## DESCRIPTION OF THE TASK
Reproduce the material below from its first line through the line containing "terminal-icon[interactable] [492,707,538,753]", swapping "interactable" for "clickable" and leaving everything else unchanged. Return only those lines.

## LISTED RECORDS
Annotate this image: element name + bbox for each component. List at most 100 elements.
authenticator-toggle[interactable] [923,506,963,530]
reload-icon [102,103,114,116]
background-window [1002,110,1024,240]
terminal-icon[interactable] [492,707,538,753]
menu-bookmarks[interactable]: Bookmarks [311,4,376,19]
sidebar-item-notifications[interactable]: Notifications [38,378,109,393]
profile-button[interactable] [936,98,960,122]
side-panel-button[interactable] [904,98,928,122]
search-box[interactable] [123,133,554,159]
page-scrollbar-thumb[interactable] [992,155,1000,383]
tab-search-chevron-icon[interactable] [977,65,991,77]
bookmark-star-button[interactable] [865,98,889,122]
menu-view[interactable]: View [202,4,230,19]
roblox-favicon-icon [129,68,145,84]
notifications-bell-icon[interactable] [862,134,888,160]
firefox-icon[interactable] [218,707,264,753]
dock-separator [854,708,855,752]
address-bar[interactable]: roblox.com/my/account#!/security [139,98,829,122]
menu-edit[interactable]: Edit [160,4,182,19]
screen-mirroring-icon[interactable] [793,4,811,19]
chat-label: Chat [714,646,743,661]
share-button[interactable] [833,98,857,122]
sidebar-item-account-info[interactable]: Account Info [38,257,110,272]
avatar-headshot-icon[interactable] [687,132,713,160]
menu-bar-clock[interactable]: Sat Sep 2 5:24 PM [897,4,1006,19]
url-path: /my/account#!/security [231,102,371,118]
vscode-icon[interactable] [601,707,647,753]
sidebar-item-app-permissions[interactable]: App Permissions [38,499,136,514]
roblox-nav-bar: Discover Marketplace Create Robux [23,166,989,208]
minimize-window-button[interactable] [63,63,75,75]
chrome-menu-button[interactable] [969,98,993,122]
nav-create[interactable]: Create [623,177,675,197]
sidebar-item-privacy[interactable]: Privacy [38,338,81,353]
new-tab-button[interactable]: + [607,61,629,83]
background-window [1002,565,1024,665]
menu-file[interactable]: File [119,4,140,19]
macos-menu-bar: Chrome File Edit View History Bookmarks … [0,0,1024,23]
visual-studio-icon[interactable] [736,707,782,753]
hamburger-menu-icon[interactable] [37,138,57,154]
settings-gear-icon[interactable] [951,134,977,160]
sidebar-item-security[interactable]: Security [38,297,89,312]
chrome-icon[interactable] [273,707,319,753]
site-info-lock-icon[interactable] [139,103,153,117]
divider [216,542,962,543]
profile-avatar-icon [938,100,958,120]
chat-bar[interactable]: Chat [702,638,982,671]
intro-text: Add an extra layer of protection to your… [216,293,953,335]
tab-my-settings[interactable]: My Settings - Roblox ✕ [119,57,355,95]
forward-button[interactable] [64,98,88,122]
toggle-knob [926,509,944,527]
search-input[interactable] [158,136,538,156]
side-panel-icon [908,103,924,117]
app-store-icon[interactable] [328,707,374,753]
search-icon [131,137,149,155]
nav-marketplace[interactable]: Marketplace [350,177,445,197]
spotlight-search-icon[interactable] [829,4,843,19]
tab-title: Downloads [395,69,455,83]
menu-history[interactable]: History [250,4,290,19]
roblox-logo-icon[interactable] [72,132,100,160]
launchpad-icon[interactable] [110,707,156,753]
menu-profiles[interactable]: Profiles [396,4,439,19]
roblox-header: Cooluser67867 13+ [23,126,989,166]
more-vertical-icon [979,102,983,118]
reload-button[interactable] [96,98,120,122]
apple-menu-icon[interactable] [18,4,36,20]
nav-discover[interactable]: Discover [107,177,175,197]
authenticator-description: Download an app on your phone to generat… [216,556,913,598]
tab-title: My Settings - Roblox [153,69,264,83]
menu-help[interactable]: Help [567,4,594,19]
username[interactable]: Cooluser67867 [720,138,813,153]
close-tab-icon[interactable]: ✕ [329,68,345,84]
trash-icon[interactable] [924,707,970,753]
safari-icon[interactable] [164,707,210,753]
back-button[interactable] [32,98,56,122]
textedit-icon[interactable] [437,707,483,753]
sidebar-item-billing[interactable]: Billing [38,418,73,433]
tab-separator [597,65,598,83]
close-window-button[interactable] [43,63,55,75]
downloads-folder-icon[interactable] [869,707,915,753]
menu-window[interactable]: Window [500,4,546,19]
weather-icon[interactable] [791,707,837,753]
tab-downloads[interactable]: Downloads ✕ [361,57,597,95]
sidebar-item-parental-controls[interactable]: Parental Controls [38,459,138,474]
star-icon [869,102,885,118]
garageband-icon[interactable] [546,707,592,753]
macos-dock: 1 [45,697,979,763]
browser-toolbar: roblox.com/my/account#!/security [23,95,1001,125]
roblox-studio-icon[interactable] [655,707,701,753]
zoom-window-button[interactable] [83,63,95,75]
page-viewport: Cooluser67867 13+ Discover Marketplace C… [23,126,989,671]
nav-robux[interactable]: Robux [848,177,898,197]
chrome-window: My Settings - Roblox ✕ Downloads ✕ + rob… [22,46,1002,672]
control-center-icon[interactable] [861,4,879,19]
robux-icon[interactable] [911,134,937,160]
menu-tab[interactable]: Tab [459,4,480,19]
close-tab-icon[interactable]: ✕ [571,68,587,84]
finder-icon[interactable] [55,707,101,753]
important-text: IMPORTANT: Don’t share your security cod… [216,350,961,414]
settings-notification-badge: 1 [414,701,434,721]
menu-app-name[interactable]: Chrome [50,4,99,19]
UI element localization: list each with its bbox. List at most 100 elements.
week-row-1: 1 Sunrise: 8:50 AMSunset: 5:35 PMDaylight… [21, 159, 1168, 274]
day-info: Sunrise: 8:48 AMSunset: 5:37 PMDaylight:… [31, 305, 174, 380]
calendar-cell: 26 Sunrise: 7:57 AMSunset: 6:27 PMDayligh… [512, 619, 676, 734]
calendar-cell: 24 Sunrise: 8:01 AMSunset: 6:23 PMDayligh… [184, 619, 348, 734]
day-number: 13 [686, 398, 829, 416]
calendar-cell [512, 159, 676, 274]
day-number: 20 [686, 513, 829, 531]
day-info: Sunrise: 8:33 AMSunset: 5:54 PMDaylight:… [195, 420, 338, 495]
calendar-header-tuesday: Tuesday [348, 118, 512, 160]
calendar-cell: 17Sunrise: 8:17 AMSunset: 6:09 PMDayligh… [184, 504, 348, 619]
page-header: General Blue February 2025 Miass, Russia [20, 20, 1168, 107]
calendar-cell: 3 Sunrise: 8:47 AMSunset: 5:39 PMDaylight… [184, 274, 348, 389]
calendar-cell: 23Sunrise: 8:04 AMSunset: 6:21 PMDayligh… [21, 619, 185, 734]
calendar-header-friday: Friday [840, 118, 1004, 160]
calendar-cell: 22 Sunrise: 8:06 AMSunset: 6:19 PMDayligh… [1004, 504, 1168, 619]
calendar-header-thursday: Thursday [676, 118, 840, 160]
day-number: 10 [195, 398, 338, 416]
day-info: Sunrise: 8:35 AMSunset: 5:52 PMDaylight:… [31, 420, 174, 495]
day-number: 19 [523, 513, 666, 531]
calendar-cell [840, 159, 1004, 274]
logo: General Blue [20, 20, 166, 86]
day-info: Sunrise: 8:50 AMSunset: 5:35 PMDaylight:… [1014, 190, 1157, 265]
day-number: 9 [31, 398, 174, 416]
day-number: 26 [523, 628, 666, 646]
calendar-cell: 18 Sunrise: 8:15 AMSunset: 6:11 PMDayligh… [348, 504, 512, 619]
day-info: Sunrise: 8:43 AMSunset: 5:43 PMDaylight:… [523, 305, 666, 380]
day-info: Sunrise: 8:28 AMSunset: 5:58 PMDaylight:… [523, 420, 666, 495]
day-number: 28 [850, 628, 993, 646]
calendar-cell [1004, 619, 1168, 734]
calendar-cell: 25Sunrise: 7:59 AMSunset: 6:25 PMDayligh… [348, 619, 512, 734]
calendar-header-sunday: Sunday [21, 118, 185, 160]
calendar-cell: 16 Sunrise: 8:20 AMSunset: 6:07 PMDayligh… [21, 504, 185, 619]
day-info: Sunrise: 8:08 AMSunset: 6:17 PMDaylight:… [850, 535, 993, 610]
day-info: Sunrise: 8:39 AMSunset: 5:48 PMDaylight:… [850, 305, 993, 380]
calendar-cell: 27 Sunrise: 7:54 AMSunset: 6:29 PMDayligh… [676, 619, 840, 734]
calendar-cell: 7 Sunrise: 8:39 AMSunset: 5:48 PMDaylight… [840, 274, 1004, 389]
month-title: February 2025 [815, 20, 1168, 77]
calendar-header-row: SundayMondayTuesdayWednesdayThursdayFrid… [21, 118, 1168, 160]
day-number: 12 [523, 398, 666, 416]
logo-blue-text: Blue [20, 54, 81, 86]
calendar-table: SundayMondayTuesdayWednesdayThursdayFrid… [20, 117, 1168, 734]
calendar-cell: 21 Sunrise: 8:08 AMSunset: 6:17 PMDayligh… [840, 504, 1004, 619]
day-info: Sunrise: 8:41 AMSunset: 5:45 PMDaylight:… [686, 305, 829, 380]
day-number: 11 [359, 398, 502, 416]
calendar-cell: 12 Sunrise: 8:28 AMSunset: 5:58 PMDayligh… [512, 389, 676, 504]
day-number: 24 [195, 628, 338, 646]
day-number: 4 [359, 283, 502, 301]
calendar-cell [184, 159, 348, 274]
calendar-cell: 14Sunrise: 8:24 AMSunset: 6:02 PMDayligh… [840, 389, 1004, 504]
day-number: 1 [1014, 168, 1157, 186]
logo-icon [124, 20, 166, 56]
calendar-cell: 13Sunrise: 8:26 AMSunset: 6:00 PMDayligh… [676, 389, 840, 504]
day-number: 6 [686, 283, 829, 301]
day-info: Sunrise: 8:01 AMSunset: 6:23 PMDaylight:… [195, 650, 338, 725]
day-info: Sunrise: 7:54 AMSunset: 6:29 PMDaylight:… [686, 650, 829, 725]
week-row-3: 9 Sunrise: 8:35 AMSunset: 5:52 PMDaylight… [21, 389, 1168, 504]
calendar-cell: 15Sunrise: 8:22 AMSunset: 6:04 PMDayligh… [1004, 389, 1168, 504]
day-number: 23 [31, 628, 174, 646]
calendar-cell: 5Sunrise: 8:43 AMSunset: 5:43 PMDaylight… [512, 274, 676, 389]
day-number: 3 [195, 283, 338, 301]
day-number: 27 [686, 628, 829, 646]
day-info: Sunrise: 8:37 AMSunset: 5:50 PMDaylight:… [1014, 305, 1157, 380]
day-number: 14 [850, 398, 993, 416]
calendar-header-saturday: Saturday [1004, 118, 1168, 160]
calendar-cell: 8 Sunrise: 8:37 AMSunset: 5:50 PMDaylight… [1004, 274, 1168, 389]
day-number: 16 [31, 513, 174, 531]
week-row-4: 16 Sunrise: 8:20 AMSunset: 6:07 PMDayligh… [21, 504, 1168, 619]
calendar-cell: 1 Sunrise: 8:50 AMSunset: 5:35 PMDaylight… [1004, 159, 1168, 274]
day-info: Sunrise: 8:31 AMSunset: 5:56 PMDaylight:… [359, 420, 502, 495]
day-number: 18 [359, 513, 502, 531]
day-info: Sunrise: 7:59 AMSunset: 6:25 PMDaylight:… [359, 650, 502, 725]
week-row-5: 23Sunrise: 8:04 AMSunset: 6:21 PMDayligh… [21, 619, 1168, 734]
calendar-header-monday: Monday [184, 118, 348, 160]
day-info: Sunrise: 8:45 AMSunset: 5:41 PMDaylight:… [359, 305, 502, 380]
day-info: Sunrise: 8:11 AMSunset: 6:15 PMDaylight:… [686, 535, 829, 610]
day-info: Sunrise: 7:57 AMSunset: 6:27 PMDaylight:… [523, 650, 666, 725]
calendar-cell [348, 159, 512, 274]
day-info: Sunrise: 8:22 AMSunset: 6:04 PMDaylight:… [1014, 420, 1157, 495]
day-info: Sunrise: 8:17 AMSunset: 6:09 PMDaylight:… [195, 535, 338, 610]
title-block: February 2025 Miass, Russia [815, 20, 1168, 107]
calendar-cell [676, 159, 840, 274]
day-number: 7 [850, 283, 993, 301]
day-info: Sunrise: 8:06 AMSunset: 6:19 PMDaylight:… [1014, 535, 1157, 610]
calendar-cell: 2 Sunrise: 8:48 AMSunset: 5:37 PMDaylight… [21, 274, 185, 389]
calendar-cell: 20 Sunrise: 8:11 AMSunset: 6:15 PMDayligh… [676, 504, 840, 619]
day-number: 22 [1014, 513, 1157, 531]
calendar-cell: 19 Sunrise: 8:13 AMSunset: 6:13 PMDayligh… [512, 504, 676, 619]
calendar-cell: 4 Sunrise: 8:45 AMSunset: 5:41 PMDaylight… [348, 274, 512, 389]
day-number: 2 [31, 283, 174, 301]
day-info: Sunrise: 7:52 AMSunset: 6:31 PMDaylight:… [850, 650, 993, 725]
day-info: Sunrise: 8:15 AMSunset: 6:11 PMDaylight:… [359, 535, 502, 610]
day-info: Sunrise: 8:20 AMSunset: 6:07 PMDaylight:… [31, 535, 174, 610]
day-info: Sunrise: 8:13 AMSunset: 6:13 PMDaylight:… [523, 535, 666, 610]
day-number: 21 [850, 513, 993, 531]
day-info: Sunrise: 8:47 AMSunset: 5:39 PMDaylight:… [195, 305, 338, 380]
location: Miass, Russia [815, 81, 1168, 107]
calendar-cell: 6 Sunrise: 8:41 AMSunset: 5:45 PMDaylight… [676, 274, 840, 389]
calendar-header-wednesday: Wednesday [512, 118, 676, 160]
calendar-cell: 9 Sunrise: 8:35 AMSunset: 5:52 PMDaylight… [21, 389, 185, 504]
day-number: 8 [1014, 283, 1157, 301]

## SOLUTION FOR THIS TASK
Annotate this image: element name + bbox for each component. List at most 100 elements.
authenticator-toggle[clickable] [923,506,963,530]
reload-icon [102,103,114,116]
background-window [1002,110,1024,240]
terminal-icon[clickable] [492,707,538,753]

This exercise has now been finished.